ROWS:
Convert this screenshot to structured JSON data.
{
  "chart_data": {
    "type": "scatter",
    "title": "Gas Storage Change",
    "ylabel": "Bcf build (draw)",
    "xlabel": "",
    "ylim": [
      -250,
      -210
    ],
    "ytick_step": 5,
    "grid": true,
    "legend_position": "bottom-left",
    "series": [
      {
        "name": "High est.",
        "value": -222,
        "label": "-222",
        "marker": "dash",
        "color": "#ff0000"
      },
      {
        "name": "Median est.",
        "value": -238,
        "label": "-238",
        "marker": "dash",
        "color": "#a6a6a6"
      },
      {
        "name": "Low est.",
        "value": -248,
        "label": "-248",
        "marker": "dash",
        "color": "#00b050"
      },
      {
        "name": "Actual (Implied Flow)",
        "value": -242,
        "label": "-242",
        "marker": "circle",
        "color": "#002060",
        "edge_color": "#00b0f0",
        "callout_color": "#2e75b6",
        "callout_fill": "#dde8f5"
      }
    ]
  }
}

WORK INSTRUCTIONS:
Repeat all of the entries exactly.

RESULT BELOW:
Convert this screenshot to structured JSON data.
{
  "chart_data": {
    "type": "scatter",
    "title": "Gas Storage Change",
    "ylabel": "Bcf build (draw)",
    "xlabel": "",
    "ylim": [
      -250,
      -210
    ],
    "ytick_step": 5,
    "grid": true,
    "legend_position": "bottom-left",
    "series": [
      {
        "name": "High est.",
        "value": -222,
        "label": "-222",
        "marker": "dash",
        "color": "#ff0000"
      },
      {
        "name": "Median est.",
        "value": -238,
        "label": "-238",
        "marker": "dash",
        "color": "#a6a6a6"
      },
      {
        "name": "Low est.",
        "value": -248,
        "label": "-248",
        "marker": "dash",
        "color": "#00b050"
      },
      {
        "name": "Actual (Implied Flow)",
        "value": -242,
        "label": "-242",
        "marker": "circle",
        "color": "#002060",
        "edge_color": "#00b0f0",
        "callout_color": "#2e75b6",
        "callout_fill": "#dde8f5"
      }
    ]
  }
}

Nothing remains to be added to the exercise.